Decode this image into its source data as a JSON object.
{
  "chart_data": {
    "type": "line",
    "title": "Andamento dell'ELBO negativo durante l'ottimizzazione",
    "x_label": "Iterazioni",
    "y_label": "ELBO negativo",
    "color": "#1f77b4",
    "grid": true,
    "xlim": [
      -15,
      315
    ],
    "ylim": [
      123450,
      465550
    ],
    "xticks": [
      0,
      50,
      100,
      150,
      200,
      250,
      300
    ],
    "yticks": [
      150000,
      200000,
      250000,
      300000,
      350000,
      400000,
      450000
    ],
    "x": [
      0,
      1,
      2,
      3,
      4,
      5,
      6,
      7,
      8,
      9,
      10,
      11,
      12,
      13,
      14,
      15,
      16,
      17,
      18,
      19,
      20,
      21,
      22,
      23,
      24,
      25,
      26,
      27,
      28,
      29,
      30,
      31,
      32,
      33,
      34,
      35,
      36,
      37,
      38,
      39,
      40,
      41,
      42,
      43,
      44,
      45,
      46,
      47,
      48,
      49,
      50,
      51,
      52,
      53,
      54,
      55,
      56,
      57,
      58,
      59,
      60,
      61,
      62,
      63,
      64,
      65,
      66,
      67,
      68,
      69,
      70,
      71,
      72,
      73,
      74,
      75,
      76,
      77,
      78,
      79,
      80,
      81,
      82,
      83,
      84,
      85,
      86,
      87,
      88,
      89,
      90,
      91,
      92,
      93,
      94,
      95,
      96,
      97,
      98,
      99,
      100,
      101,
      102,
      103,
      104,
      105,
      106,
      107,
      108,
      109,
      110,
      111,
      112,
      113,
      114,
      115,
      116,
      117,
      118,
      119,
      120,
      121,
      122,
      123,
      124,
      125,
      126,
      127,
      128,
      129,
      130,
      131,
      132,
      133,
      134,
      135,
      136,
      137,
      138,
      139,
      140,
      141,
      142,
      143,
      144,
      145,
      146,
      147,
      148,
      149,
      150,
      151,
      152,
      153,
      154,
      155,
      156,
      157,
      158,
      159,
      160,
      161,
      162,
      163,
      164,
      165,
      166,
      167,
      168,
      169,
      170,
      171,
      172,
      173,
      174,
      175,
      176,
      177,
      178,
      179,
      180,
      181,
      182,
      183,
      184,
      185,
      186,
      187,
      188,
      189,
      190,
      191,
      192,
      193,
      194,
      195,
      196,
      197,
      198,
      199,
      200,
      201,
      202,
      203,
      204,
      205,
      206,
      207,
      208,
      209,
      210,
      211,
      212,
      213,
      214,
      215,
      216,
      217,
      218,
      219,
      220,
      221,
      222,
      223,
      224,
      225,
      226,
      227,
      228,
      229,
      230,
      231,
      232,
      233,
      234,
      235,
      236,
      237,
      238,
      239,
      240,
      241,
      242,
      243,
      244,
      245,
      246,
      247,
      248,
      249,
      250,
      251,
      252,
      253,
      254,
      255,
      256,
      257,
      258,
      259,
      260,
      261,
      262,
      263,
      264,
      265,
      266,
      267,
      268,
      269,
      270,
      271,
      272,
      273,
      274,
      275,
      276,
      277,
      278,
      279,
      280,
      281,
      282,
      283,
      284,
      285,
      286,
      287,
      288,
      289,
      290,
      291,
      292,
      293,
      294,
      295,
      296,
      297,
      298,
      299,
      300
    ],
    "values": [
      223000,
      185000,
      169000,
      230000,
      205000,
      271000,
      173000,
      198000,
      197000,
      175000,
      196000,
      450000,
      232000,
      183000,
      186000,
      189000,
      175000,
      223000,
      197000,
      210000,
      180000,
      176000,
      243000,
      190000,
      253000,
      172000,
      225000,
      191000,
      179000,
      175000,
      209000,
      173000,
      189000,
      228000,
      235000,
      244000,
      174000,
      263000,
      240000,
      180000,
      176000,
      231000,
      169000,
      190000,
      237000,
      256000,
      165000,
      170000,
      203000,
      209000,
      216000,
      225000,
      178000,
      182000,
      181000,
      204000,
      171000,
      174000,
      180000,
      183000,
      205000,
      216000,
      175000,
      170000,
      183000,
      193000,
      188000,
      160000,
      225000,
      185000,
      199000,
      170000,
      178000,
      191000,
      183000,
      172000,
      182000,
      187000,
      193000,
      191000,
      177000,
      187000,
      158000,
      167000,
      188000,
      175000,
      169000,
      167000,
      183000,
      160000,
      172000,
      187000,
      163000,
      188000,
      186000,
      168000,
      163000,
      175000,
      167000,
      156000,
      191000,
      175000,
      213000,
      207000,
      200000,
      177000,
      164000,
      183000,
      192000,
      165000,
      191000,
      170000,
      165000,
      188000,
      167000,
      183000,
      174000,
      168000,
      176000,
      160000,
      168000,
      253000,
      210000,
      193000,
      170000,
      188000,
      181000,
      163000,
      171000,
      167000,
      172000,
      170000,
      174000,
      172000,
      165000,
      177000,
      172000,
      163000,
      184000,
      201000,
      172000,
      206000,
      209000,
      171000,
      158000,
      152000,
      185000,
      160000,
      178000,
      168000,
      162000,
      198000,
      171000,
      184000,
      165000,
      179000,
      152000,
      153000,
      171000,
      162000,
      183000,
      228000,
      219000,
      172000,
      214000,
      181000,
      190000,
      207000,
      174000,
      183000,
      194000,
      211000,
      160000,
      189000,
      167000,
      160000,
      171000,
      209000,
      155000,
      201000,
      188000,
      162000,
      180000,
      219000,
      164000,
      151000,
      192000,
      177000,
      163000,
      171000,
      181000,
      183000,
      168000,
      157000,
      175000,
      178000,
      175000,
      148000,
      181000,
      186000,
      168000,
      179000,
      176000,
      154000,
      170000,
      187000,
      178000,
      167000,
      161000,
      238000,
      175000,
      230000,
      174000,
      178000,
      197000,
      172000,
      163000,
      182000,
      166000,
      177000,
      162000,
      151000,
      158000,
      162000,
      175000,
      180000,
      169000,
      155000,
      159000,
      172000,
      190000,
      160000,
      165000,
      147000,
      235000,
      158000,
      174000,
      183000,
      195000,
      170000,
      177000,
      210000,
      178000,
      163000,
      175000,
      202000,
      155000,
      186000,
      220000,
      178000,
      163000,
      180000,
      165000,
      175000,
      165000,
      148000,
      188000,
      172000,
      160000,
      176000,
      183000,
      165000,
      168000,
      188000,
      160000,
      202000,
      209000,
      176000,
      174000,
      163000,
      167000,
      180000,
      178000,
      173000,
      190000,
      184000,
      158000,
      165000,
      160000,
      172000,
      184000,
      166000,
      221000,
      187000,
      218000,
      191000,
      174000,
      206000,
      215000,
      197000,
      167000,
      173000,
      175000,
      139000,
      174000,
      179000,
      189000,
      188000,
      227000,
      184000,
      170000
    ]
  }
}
----
◆ **WORK TO BE COMPLETED**
Copy every line from the records above that contains the word "negativo".

◆ **ANSWER IN FULL**
    "title": "Andamento dell'ELBO negativo durante l'ottimizzazione",
    "y_label": "ELBO negativo",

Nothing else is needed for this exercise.